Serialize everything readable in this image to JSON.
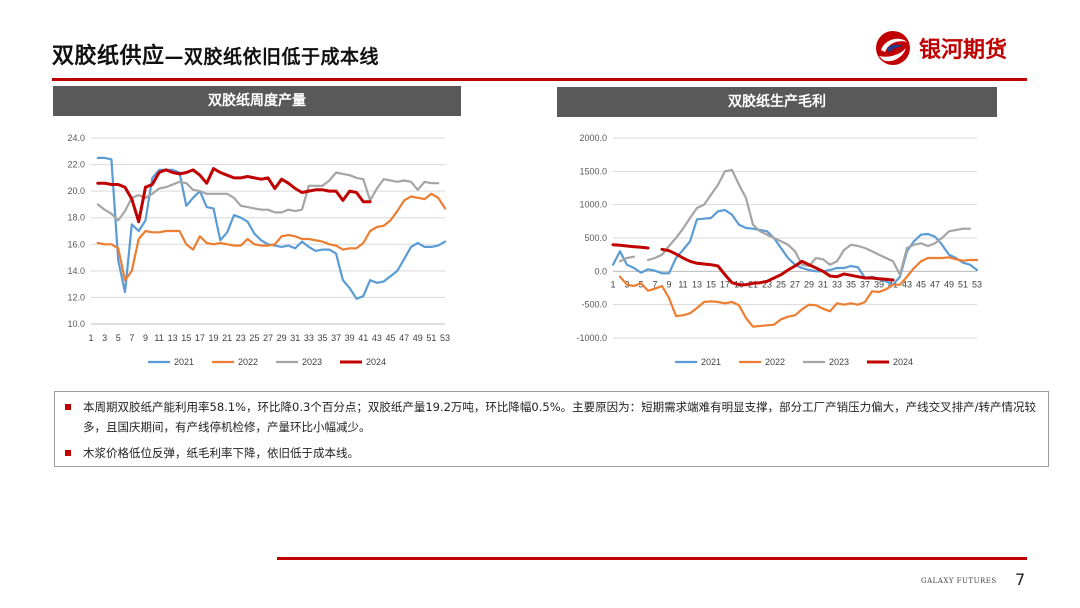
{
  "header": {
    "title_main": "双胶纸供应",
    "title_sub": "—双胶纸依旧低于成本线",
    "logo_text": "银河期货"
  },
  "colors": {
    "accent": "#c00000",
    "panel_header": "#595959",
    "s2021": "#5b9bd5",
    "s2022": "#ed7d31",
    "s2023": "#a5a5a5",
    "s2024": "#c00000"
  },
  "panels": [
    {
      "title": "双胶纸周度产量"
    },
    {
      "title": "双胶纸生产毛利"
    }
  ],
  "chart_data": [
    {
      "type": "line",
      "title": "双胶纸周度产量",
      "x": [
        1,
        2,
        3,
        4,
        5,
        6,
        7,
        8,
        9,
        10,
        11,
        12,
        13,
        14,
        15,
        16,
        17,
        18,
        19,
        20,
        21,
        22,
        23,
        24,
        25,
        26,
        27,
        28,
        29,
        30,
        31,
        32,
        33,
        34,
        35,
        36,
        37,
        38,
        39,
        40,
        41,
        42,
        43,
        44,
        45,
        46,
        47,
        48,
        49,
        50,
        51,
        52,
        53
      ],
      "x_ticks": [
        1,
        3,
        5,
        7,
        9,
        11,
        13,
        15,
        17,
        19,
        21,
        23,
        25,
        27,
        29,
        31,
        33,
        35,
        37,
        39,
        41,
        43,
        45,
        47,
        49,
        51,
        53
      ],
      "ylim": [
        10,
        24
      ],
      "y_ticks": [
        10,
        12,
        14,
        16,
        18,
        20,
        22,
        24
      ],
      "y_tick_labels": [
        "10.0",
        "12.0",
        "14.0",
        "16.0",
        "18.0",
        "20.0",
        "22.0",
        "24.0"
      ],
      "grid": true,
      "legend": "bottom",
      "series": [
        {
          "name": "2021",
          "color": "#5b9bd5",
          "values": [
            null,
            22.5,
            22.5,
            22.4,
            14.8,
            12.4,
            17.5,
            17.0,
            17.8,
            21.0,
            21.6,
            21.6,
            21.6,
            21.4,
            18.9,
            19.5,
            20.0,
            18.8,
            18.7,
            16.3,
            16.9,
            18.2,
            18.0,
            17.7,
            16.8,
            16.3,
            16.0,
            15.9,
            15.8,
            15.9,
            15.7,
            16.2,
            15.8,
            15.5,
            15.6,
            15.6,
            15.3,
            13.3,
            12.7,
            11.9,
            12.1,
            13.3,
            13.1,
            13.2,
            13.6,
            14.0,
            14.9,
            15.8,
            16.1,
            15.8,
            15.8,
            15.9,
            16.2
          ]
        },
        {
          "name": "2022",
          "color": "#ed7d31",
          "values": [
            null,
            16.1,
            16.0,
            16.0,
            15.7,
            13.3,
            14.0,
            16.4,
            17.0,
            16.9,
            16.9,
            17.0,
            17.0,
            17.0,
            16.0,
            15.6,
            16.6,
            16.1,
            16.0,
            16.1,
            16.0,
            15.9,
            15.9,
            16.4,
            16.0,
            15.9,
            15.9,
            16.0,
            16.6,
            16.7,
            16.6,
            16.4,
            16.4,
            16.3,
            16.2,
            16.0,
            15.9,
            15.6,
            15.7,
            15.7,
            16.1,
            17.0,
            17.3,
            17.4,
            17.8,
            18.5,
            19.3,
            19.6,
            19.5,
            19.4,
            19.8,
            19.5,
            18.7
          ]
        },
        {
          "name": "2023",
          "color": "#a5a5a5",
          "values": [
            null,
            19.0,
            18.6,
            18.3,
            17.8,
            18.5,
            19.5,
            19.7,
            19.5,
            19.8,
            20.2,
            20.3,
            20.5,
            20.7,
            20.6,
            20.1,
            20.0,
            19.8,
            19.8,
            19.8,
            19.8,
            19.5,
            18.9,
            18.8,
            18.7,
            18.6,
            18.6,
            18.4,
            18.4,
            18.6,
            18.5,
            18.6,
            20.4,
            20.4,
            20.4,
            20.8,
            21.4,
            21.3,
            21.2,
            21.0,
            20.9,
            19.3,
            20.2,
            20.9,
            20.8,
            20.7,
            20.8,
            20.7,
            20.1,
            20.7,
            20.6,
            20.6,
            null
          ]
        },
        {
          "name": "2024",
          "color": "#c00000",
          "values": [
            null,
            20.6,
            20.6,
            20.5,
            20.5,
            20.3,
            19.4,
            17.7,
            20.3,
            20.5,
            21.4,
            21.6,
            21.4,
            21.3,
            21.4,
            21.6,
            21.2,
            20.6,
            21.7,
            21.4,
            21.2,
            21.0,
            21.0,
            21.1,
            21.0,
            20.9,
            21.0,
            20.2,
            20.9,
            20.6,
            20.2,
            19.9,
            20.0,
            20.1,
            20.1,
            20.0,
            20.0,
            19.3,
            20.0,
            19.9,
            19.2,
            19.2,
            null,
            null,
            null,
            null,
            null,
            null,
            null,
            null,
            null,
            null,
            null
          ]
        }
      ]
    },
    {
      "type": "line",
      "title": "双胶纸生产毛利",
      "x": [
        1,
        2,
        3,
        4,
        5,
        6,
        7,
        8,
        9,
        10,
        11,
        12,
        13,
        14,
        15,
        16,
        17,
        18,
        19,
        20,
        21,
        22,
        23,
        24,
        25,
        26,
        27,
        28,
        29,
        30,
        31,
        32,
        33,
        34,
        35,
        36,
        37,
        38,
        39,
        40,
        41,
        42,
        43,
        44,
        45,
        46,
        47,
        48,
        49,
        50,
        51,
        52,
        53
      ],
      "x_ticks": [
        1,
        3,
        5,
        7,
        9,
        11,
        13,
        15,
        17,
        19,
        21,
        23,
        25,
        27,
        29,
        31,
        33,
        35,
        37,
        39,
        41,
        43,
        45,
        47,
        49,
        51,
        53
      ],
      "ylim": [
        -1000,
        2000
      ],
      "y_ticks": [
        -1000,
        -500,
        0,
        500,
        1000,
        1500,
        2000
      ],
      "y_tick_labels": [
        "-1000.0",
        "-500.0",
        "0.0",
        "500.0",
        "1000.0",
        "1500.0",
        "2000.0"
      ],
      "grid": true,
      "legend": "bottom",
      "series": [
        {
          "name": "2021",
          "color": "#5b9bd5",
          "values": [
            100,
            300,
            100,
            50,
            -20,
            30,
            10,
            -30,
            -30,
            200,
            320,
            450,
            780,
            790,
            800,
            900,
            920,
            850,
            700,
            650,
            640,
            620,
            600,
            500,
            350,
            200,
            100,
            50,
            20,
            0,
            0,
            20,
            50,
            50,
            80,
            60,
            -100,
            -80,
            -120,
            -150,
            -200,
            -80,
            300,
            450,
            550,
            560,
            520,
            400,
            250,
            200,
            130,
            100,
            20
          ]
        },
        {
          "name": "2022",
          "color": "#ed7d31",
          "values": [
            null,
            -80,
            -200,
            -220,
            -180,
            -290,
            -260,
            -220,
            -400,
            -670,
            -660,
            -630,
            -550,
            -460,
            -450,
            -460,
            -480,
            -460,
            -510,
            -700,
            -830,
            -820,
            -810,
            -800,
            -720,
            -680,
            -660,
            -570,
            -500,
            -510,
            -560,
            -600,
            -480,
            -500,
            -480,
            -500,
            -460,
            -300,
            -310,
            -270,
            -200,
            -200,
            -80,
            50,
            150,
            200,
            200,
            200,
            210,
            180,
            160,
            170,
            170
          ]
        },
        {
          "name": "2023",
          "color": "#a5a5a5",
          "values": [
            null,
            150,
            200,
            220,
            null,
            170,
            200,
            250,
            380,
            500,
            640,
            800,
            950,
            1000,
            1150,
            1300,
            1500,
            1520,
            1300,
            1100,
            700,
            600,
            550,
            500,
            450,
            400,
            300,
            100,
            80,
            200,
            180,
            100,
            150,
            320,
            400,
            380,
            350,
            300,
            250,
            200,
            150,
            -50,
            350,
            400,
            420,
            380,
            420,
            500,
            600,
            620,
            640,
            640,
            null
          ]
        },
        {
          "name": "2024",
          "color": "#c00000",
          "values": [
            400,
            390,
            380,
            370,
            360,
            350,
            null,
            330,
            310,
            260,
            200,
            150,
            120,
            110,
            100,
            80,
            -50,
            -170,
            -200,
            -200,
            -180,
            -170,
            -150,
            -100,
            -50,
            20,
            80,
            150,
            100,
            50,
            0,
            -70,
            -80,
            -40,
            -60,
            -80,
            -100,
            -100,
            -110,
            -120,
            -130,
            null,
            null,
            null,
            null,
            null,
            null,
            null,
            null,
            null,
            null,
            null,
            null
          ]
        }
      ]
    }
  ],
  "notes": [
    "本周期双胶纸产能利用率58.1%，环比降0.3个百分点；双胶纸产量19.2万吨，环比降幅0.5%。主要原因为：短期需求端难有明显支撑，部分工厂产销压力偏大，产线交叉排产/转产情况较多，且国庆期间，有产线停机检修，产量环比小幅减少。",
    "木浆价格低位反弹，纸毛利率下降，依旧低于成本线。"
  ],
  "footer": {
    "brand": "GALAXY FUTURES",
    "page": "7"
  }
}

----

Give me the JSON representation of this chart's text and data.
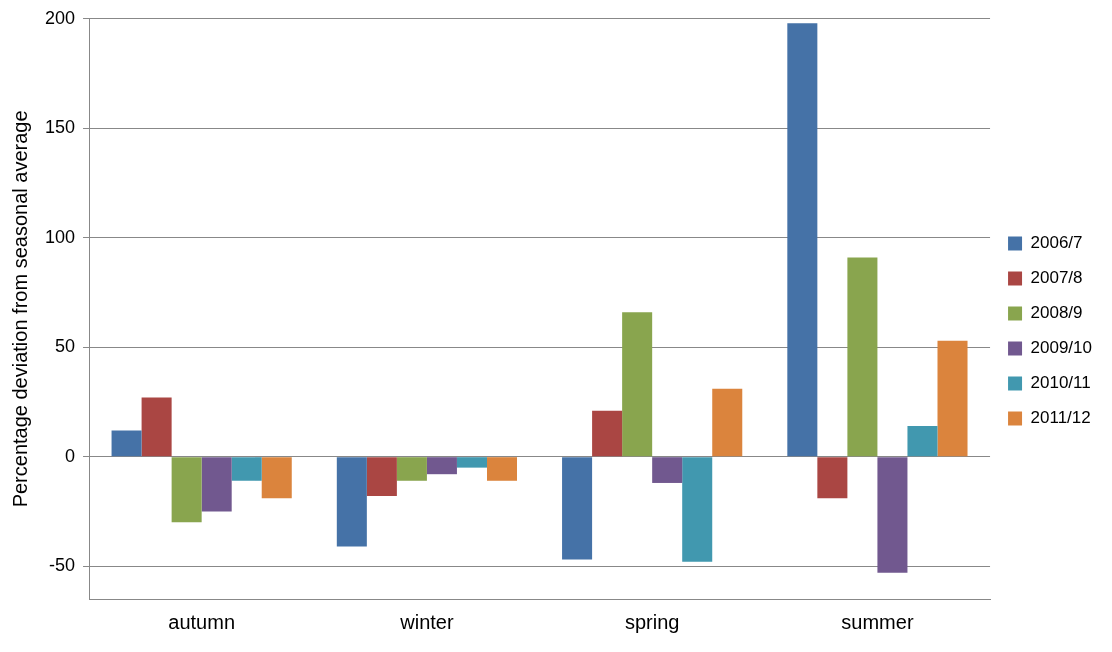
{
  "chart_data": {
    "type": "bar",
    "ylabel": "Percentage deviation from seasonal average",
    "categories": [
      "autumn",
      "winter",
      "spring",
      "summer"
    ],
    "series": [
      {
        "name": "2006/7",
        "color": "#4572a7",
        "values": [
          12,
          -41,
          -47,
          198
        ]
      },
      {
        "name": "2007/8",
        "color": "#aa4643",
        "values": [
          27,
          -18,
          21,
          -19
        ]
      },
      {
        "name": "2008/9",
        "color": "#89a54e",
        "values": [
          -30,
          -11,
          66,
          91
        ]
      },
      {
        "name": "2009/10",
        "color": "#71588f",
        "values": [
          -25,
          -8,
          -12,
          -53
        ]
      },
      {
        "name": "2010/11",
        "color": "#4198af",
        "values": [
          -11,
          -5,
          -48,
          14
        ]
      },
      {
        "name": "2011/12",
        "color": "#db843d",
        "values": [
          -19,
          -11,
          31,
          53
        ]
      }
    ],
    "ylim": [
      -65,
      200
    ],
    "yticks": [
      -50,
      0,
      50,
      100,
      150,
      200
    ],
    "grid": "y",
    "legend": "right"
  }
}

----

SET TASK: Scan the material above for the word "this". Copy each line where it occurs.

FULL ANSWER:
Serialize everything readable in this image to JSON.
Give me the JSON representation of this chart's text and data.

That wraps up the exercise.